[Goal] Copy out every record below exactly as written, but leave out any pictures.

[Material for this exercise]
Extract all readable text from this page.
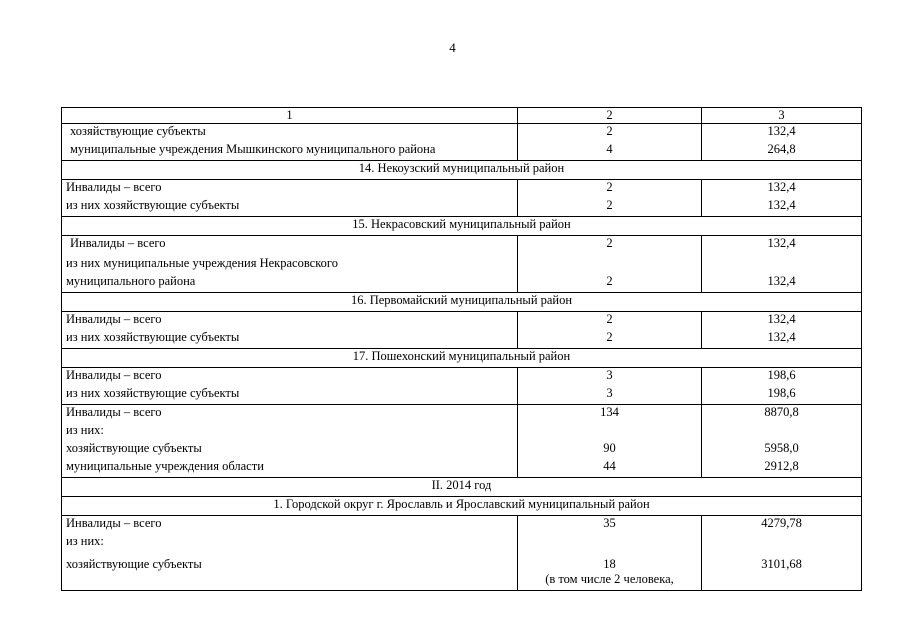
4
1	2	3
хозяйствующие субъекты	2	132,4
муниципальные учреждения Мышкинского муниципального района	4	264,8
14. Некоузский муниципальный район		
Инвалиды – всего	2	132,4
из них хозяйствующие субъекты	2	132,4
15. Некрасовский муниципальный район		
Инвалиды – всего	2	132,4
из них муниципальные учреждения Некрасовского		
муниципального района	2	132,4
16. Первомайский муниципальный район		
Инвалиды – всего	2	132,4
из них хозяйствующие субъекты	2	132,4
17. Пошехонский муниципальный район		
Инвалиды – всего	3	198,6
из них хозяйствующие субъекты	3	198,6
Инвалиды – всего	134	8870,8
из них:		
хозяйствующие субъекты	90	5958,0
муниципальные учреждения области	44	2912,8
II. 2014 год		
1. Городской округ г. Ярославль и Ярославский муниципальный район		
Инвалиды – всего	35	4279,78
из них:		
хозяйствующие субъекты	18	3101,68
	(в том числе 2 человека,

[Complete output]
Extract all readable text from this page.
4
1	2	3
хозяйствующие субъекты	2	132,4
муниципальные учреждения Мышкинского муниципального района	4	264,8
14. Некоузский муниципальный район		
Инвалиды – всего	2	132,4
из них хозяйствующие субъекты	2	132,4
15. Некрасовский муниципальный район		
Инвалиды – всего	2	132,4
из них муниципальные учреждения Некрасовского		
муниципального района	2	132,4
16. Первомайский муниципальный район		
Инвалиды – всего	2	132,4
из них хозяйствующие субъекты	2	132,4
17. Пошехонский муниципальный район		
Инвалиды – всего	3	198,6
из них хозяйствующие субъекты	3	198,6
Инвалиды – всего	134	8870,8
из них:		
хозяйствующие субъекты	90	5958,0
муниципальные учреждения области	44	2912,8
II. 2014 год		
1. Городской округ г. Ярославль и Ярославский муниципальный район		
Инвалиды – всего	35	4279,78
из них:		
хозяйствующие субъекты	18	3101,68
	(в том числе 2 человека,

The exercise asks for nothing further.